* SUPPLIED ENTRIES
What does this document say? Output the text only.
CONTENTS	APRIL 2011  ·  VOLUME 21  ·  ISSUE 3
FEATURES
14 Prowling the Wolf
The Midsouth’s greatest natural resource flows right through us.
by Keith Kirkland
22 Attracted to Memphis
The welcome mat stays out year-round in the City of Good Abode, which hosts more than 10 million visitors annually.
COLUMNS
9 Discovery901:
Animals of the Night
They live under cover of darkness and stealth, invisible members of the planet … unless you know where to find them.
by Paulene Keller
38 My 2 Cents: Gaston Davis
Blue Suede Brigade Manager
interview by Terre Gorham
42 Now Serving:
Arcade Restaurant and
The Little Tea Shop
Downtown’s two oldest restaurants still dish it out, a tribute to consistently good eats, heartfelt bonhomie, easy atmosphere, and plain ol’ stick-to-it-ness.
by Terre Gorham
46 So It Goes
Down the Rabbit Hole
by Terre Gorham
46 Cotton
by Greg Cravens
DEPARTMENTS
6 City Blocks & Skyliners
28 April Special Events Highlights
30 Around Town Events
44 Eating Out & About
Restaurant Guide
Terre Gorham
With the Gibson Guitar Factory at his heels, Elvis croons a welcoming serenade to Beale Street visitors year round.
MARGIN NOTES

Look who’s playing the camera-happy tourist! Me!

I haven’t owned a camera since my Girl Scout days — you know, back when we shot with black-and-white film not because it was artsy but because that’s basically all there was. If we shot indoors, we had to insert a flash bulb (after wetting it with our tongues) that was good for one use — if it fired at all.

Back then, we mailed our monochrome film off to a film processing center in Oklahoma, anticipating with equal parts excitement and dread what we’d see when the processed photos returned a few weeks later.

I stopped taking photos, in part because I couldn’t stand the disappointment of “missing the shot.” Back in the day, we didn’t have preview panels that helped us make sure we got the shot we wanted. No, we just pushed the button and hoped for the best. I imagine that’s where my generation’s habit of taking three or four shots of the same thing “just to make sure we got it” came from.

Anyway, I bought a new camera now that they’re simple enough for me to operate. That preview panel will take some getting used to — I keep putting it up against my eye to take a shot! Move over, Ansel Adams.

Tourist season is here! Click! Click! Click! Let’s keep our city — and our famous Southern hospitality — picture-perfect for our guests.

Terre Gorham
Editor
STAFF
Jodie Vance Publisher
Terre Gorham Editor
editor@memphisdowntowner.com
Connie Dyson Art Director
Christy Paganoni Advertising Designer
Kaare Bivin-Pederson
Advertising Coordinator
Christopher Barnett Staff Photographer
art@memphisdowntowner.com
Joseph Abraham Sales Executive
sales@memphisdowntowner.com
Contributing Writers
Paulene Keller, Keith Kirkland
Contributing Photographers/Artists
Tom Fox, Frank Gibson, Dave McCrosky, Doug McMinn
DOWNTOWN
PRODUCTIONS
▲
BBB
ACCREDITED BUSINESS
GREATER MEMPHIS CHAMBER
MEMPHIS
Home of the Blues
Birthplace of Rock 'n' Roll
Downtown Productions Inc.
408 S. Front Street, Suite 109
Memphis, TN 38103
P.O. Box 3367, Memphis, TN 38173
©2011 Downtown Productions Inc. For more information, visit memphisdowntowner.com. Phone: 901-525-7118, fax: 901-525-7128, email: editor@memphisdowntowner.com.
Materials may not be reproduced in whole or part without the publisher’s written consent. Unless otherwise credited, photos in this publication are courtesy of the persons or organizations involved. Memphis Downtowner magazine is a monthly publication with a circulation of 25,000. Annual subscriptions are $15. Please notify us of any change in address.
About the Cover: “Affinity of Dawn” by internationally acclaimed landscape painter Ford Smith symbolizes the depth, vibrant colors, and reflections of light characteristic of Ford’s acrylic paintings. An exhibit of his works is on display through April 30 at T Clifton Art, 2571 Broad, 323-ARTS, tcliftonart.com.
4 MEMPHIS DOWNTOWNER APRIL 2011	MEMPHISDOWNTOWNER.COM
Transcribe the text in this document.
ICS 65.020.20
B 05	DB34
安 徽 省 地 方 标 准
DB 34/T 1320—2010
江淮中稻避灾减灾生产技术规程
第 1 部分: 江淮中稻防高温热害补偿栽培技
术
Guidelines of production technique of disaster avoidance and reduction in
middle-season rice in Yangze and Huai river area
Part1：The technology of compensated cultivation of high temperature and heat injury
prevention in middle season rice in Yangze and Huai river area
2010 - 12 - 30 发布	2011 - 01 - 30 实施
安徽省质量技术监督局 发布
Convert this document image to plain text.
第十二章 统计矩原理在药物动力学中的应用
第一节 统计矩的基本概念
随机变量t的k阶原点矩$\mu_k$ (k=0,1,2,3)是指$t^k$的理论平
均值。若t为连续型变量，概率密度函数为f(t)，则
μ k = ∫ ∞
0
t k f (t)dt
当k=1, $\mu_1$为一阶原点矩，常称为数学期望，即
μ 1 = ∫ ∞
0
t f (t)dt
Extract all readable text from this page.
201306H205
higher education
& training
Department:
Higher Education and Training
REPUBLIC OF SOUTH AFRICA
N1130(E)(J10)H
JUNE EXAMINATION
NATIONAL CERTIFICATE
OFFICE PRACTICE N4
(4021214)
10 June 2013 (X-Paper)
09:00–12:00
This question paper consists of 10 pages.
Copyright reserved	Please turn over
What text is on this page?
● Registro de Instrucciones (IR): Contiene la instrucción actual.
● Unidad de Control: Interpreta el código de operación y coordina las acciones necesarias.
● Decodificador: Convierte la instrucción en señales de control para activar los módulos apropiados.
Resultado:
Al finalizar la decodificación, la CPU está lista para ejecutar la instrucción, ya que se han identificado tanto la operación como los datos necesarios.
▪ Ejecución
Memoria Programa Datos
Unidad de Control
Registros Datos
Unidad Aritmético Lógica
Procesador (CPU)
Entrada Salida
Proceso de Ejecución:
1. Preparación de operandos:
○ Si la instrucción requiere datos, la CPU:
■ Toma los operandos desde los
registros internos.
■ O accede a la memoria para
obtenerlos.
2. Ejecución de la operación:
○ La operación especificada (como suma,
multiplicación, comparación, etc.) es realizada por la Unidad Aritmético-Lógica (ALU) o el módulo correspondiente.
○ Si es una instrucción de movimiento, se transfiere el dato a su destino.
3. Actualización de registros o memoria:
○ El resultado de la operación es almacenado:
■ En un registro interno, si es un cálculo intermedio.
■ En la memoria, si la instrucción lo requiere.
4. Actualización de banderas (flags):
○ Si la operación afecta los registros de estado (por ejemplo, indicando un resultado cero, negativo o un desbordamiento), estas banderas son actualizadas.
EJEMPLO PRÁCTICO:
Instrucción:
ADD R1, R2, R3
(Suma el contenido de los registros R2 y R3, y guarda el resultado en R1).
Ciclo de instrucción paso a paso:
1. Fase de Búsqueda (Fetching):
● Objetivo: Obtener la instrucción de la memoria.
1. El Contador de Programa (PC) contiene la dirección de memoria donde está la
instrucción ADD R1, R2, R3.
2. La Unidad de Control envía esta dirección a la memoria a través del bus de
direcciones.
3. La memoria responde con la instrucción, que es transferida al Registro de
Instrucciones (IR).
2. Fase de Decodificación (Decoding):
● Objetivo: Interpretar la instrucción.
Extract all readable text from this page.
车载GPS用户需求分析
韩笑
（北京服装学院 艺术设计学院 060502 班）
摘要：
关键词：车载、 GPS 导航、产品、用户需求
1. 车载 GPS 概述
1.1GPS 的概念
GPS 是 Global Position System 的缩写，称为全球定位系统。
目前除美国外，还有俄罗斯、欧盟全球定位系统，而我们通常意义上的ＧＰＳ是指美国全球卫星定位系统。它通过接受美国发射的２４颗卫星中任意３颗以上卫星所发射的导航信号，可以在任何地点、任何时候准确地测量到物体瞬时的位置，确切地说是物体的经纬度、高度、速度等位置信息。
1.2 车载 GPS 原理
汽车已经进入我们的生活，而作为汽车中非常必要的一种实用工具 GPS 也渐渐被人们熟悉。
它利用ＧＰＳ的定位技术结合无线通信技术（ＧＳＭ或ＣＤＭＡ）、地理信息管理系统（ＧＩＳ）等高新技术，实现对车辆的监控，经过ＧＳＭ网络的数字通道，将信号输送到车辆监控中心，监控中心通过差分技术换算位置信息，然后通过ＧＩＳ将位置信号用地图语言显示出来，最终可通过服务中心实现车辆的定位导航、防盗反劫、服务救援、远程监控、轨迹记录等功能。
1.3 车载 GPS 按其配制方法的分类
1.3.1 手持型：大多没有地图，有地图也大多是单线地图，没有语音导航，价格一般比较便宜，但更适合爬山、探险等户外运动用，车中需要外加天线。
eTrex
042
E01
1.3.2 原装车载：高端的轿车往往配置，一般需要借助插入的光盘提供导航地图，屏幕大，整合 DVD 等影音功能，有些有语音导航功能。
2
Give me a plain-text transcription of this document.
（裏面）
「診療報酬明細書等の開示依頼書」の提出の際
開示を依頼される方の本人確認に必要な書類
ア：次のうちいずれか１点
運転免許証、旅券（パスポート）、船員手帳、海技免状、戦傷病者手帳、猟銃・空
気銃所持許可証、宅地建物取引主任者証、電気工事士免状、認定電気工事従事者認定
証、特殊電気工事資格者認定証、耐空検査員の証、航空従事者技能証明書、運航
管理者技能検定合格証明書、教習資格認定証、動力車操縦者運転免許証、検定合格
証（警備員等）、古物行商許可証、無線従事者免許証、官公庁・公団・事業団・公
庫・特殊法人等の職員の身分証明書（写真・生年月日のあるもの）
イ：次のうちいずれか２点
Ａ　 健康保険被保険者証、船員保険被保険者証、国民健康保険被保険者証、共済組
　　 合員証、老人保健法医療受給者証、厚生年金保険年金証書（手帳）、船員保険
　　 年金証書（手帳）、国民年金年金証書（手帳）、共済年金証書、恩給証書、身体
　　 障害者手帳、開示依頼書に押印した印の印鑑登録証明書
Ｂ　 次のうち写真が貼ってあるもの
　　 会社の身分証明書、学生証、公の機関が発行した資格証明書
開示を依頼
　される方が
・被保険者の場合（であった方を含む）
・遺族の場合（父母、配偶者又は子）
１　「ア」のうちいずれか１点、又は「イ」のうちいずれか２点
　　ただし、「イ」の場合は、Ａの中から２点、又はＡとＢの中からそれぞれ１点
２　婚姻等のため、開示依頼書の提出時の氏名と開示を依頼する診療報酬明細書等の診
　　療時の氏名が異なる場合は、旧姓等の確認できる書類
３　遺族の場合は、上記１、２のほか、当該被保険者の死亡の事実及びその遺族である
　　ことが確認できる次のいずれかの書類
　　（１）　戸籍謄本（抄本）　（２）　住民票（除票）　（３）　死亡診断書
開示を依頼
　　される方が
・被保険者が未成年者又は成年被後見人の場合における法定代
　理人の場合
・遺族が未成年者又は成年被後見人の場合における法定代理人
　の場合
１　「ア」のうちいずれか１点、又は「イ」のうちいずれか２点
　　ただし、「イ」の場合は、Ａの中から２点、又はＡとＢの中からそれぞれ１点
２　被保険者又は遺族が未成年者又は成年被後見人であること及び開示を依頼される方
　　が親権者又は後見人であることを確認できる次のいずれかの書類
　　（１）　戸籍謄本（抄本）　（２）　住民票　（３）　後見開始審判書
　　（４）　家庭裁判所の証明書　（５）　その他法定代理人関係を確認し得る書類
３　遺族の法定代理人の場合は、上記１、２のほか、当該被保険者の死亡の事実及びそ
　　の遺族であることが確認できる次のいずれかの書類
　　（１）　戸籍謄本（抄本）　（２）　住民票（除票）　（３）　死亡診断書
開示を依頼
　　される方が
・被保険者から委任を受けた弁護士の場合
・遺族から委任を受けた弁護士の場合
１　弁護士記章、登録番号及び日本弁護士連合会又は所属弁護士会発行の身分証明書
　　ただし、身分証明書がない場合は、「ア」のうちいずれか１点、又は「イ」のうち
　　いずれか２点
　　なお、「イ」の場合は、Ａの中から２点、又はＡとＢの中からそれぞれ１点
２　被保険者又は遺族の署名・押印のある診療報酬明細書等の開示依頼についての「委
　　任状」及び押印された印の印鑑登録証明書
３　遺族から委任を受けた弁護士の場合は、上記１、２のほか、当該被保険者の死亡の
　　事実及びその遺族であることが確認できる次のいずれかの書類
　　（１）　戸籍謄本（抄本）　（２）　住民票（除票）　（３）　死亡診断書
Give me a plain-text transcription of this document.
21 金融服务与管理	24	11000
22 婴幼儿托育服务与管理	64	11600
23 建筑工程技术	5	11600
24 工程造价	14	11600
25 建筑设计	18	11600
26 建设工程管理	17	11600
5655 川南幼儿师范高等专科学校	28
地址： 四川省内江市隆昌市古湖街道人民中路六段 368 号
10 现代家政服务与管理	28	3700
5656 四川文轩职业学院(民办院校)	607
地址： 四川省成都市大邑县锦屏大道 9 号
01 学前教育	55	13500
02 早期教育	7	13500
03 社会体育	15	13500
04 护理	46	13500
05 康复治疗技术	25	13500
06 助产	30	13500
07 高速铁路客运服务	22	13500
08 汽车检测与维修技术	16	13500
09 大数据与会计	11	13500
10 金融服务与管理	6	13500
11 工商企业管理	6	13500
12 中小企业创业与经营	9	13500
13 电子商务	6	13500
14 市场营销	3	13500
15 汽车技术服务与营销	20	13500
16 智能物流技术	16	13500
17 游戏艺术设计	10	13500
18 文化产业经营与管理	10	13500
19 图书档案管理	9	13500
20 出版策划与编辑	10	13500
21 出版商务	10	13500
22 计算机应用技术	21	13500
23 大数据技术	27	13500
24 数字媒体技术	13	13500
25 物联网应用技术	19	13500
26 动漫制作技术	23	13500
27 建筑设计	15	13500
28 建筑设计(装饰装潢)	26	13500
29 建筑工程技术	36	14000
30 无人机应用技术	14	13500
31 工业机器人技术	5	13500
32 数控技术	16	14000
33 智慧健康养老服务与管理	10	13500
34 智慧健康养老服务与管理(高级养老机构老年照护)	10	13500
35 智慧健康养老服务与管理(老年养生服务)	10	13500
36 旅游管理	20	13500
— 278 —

* TASK TO COMPLETE
Give the count of lines containing "Advertising", with no added text.

* OUTPUT BELOW
2